Stored entries
○ ○ ○ ○

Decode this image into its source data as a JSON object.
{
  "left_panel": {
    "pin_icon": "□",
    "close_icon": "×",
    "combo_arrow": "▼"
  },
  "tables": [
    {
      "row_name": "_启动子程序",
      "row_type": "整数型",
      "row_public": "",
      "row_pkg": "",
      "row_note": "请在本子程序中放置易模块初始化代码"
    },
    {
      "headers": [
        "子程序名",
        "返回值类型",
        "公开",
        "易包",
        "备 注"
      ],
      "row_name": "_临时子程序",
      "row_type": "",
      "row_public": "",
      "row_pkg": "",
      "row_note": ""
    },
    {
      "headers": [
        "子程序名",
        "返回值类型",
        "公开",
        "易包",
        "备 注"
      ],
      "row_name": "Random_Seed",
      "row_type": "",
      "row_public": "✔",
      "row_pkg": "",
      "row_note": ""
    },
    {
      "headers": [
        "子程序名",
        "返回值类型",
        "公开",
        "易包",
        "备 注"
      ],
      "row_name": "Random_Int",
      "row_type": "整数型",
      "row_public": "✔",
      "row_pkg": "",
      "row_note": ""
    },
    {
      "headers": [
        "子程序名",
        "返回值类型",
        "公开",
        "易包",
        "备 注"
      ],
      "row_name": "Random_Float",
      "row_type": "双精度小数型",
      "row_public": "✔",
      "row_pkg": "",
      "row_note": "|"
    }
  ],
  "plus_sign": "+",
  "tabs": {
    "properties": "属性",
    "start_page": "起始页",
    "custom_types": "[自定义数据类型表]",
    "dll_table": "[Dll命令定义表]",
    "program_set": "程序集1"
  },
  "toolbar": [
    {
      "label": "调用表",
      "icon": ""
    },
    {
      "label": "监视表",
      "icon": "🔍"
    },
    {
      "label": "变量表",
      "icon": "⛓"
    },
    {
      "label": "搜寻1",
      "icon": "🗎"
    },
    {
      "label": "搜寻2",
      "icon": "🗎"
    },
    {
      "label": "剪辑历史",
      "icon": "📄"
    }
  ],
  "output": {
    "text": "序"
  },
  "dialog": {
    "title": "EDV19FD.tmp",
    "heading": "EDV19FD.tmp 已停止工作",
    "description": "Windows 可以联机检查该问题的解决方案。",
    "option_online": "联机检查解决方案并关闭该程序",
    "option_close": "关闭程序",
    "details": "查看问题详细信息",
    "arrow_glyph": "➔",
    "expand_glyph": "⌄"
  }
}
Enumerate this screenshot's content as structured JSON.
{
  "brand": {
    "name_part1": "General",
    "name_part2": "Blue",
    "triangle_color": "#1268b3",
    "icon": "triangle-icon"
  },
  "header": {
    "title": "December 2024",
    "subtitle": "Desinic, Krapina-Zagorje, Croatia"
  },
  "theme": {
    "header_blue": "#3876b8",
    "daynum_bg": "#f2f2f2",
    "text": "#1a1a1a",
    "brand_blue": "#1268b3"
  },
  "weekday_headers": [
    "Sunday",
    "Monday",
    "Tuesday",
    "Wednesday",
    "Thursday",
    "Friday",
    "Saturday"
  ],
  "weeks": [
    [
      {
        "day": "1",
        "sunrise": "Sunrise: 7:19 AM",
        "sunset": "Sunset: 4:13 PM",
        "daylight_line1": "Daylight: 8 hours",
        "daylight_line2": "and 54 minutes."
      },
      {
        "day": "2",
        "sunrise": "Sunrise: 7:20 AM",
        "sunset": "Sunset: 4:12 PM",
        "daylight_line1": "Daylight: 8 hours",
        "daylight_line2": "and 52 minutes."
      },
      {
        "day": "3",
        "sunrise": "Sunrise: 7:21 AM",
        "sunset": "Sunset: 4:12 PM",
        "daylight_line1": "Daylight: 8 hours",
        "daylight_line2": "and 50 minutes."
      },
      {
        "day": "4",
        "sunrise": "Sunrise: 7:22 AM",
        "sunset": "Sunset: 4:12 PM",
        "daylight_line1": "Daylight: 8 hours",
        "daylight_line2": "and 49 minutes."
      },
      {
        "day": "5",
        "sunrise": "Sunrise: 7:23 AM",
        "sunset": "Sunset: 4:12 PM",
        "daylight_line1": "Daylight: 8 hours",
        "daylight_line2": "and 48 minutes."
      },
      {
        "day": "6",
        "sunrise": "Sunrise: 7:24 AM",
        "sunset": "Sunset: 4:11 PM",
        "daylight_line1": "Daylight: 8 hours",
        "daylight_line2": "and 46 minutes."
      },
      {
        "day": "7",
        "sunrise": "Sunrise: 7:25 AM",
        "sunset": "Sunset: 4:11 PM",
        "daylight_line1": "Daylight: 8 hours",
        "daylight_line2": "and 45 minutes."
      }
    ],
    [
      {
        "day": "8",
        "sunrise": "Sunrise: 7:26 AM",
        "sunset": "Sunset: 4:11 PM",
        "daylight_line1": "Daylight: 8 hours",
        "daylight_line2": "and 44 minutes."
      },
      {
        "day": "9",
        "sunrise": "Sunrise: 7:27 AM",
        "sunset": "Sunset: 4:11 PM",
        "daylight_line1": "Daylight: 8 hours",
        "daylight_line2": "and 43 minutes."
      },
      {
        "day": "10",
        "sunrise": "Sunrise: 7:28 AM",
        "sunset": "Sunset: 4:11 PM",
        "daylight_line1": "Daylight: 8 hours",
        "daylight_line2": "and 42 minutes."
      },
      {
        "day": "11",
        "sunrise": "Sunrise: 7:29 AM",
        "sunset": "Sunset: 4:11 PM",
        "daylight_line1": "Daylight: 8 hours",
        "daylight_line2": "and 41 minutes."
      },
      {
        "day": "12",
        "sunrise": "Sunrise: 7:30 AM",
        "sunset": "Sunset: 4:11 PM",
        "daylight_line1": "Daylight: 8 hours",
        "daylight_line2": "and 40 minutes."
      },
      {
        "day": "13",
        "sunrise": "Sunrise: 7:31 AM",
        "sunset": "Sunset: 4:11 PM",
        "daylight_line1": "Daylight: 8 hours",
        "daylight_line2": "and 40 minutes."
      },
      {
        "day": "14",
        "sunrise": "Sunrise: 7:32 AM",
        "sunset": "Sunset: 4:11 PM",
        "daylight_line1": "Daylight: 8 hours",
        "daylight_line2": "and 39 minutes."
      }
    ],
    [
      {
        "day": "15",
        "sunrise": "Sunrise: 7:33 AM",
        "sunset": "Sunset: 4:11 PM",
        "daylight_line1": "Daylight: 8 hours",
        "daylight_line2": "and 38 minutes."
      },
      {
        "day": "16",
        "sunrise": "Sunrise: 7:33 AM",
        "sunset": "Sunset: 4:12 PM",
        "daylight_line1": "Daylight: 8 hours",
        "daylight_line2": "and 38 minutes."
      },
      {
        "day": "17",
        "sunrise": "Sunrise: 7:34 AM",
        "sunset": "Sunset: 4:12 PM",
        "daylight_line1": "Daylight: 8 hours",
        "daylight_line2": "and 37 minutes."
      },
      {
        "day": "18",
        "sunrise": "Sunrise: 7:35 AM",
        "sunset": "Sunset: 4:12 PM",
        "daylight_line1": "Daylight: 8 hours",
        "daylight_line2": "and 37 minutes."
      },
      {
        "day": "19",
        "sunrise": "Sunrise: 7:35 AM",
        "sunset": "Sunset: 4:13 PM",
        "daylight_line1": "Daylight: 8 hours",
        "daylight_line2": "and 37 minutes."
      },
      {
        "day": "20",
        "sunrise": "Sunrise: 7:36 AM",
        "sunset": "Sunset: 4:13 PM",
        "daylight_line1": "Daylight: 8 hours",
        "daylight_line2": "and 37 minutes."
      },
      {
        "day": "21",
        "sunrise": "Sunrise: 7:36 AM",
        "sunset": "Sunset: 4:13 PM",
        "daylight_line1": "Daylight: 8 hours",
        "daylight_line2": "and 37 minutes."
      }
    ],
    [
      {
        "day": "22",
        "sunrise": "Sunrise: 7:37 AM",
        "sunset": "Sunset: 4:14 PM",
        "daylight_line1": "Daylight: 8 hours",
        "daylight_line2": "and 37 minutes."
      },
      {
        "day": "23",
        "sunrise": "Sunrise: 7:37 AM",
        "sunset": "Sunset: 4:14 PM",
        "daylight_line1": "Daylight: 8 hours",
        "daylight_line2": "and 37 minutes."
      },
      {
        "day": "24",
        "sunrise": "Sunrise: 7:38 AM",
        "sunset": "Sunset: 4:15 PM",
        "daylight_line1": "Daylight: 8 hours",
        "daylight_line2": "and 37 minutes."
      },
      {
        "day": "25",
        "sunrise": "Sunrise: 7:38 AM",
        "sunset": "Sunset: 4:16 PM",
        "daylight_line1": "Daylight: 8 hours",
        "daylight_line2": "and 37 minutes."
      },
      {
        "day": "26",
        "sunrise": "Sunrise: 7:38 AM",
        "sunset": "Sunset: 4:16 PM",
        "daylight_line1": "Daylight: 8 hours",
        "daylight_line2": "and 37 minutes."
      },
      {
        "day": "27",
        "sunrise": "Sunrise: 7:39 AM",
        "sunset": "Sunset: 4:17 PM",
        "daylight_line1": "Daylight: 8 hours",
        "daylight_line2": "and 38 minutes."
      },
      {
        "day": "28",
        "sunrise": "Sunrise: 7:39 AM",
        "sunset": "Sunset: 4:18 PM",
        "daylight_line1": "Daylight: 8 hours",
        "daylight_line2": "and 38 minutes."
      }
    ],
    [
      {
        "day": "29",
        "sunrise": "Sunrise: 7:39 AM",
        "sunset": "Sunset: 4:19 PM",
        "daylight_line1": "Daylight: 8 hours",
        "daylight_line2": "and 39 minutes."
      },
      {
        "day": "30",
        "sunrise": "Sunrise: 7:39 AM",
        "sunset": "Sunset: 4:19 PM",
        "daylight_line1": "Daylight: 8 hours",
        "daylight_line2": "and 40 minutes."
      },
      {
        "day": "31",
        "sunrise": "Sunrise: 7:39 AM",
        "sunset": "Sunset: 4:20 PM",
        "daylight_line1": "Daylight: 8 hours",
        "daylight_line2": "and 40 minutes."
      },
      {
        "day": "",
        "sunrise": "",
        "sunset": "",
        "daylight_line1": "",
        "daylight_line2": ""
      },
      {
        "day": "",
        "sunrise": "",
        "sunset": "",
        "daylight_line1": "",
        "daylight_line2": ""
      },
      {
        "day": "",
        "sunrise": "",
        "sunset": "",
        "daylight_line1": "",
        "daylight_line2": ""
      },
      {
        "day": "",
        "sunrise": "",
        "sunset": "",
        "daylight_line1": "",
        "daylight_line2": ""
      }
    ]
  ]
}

○ ○ ○ ○

What you will do
How many lines of the listing above include the word "label"? State the number and nothing else.

Output for this exercise
6